EXERCISE INSTRUCTIONS: Copy every record word for word.

── EXERCISE INPUT

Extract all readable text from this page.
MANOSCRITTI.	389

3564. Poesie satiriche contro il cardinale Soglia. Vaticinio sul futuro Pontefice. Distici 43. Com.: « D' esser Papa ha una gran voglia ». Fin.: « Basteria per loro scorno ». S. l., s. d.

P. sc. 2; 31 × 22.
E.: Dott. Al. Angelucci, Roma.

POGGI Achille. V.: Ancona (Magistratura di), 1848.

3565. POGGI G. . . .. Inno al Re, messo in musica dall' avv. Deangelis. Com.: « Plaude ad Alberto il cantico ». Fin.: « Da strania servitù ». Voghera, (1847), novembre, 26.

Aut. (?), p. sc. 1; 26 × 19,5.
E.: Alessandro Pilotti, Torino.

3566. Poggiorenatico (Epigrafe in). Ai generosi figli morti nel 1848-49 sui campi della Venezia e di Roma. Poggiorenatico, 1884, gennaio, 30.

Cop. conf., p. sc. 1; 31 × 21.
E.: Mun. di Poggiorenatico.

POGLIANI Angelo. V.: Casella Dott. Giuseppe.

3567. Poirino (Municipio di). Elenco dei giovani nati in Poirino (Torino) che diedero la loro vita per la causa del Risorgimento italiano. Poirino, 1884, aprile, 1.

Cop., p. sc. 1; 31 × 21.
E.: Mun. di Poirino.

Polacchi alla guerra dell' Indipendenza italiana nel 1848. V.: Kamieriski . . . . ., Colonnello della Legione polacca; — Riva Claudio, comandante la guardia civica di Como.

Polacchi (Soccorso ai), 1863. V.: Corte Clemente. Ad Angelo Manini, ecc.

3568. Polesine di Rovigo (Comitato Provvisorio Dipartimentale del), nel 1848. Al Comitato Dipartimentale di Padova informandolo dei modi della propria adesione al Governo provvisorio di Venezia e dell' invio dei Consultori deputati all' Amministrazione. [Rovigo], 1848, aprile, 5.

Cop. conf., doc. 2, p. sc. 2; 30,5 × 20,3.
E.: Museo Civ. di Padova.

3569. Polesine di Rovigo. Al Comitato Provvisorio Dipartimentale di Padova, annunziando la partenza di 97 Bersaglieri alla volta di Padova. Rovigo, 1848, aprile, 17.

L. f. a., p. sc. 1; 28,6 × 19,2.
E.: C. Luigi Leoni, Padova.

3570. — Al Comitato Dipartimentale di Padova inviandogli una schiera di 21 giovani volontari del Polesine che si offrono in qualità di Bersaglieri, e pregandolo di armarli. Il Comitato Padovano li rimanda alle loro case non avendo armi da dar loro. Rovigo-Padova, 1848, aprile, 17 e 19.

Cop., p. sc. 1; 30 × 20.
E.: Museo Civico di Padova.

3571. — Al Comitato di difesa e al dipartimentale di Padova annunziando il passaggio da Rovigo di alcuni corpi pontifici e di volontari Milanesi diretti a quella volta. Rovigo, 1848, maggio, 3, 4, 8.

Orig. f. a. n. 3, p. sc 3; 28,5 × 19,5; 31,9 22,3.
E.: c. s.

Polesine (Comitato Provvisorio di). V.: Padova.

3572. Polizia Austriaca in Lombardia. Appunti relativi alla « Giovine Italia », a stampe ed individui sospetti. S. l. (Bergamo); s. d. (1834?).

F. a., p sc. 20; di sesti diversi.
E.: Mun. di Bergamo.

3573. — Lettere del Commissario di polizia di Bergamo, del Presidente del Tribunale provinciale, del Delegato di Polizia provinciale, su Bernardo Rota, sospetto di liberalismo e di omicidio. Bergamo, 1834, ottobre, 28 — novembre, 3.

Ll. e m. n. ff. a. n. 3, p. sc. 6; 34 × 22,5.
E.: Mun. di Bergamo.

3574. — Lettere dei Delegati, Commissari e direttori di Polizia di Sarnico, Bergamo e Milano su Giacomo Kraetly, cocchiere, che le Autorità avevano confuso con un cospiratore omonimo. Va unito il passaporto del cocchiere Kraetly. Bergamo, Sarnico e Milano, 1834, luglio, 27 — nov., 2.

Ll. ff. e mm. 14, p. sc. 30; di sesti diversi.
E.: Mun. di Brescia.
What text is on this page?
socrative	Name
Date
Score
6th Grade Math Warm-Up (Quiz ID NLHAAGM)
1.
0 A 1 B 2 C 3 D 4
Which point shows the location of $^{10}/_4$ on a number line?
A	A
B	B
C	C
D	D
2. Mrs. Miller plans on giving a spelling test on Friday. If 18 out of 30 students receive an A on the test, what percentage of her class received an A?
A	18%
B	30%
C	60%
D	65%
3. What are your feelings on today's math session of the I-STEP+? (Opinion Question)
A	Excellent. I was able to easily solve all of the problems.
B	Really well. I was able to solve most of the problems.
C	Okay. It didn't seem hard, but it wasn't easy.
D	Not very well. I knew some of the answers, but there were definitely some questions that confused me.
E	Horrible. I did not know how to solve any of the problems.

────

SOLUTION FOR THIS TASK:
Extract all readable text from this page.
MANOSCRITTI.	389

3564. Poesie satiriche contro il cardinale Soglia. Vaticinio sul futuro Pontefice. Distici 43. Com.: « D' esser Papa ha una gran voglia ». Fin.: « Basteria per loro scorno ». S. l., s. d.

P. sc. 2; 31 × 22.
E.: Dott. Al. Angelucci, Roma.

POGGI Achille. V.: Ancona (Magistratura di), 1848.

3565. POGGI G. . . .. Inno al Re, messo in musica dall' avv. Deangelis. Com.: « Plaude ad Alberto il cantico ». Fin.: « Da strania servitù ». Voghera, (1847), novembre, 26.

Aut. (?), p. sc. 1; 26 × 19,5.
E.: Alessandro Pilotti, Torino.

3566. Poggiorenatico (Epigrafe in). Ai generosi figli morti nel 1848-49 sui campi della Venezia e di Roma. Poggiorenatico, 1884, gennaio, 30.

Cop. conf., p. sc. 1; 31 × 21.
E.: Mun. di Poggiorenatico.

POGLIANI Angelo. V.: Casella Dott. Giuseppe.

3567. Poirino (Municipio di). Elenco dei giovani nati in Poirino (Torino) che diedero la loro vita per la causa del Risorgimento italiano. Poirino, 1884, aprile, 1.

Cop., p. sc. 1; 31 × 21.
E.: Mun. di Poirino.

Polacchi alla guerra dell' Indipendenza italiana nel 1848. V.: Kamieriski . . . . ., Colonnello della Legione polacca; — Riva Claudio, comandante la guardia civica di Como.

Polacchi (Soccorso ai), 1863. V.: Corte Clemente. Ad Angelo Manini, ecc.

3568. Polesine di Rovigo (Comitato Provvisorio Dipartimentale del), nel 1848. Al Comitato Dipartimentale di Padova informandolo dei modi della propria adesione al Governo provvisorio di Venezia e dell' invio dei Consultori deputati all' Amministrazione. [Rovigo], 1848, aprile, 5.

Cop. conf., doc. 2, p. sc. 2; 30,5 × 20,3.
E.: Museo Civ. di Padova.

3569. Polesine di Rovigo. Al Comitato Provvisorio Dipartimentale di Padova, annunziando la partenza di 97 Bersaglieri alla volta di Padova. Rovigo, 1848, aprile, 17.

L. f. a., p. sc. 1; 28,6 × 19,2.
E.: C. Luigi Leoni, Padova.

3570. — Al Comitato Dipartimentale di Padova inviandogli una schiera di 21 giovani volontari del Polesine che si offrono in qualità di Bersaglieri, e pregandolo di armarli. Il Comitato Padovano li rimanda alle loro case non avendo armi da dar loro. Rovigo-Padova, 1848, aprile, 17 e 19.

Cop., p. sc. 1; 30 × 20.
E.: Museo Civico di Padova.

3571. — Al Comitato di difesa e al dipartimentale di Padova annunziando il passaggio da Rovigo di alcuni corpi pontifici e di volontari Milanesi diretti a quella volta. Rovigo, 1848, maggio, 3, 4, 8.

Orig. f. a. n. 3, p. sc 3; 28,5 × 19,5; 31,9 22,3.
E.: c. s.

Polesine (Comitato Provvisorio di). V.: Padova.

3572. Polizia Austriaca in Lombardia. Appunti relativi alla « Giovine Italia », a stampe ed individui sospetti. S. l. (Bergamo); s. d. (1834?).

F. a., p sc. 20; di sesti diversi.
E.: Mun. di Bergamo.

3573. — Lettere del Commissario di polizia di Bergamo, del Presidente del Tribunale provinciale, del Delegato di Polizia provinciale, su Bernardo Rota, sospetto di liberalismo e di omicidio. Bergamo, 1834, ottobre, 28 — novembre, 3.

Ll. e m. n. ff. a. n. 3, p. sc. 6; 34 × 22,5.
E.: Mun. di Bergamo.

3574. — Lettere dei Delegati, Commissari e direttori di Polizia di Sarnico, Bergamo e Milano su Giacomo Kraetly, cocchiere, che le Autorità avevano confuso con un cospiratore omonimo. Va unito il passaporto del cocchiere Kraetly. Bergamo, Sarnico e Milano, 1834, luglio, 27 — nov., 2.

Ll. ff. e mm. 14, p. sc. 30; di sesti diversi.
E.: Mun. di Brescia.
What text is on this page?
socrative	Name
Date
Score
6th Grade Math Warm-Up (Quiz ID NLHAAGM)
1.
0 A 1 B 2 C 3 D 4
Which point shows the location of $^{10}/_4$ on a number line?
A	A
B	B
C	C
D	D
2. Mrs. Miller plans on giving a spelling test on Friday. If 18 out of 30 students receive an A on the test, what percentage of her class received an A?
A	18%
B	30%
C	60%
D	65%
3. What are your feelings on today's math session of the I-STEP+? (Opinion Question)
A	Excellent. I was able to easily solve all of the problems.
B	Really well. I was able to solve most of the problems.
C	Okay. It didn't seem hard, but it wasn't easy.
D	Not very well. I knew some of the answers, but there were definitely some questions that confused me.
E	Horrible. I did not know how to solve any of the problems.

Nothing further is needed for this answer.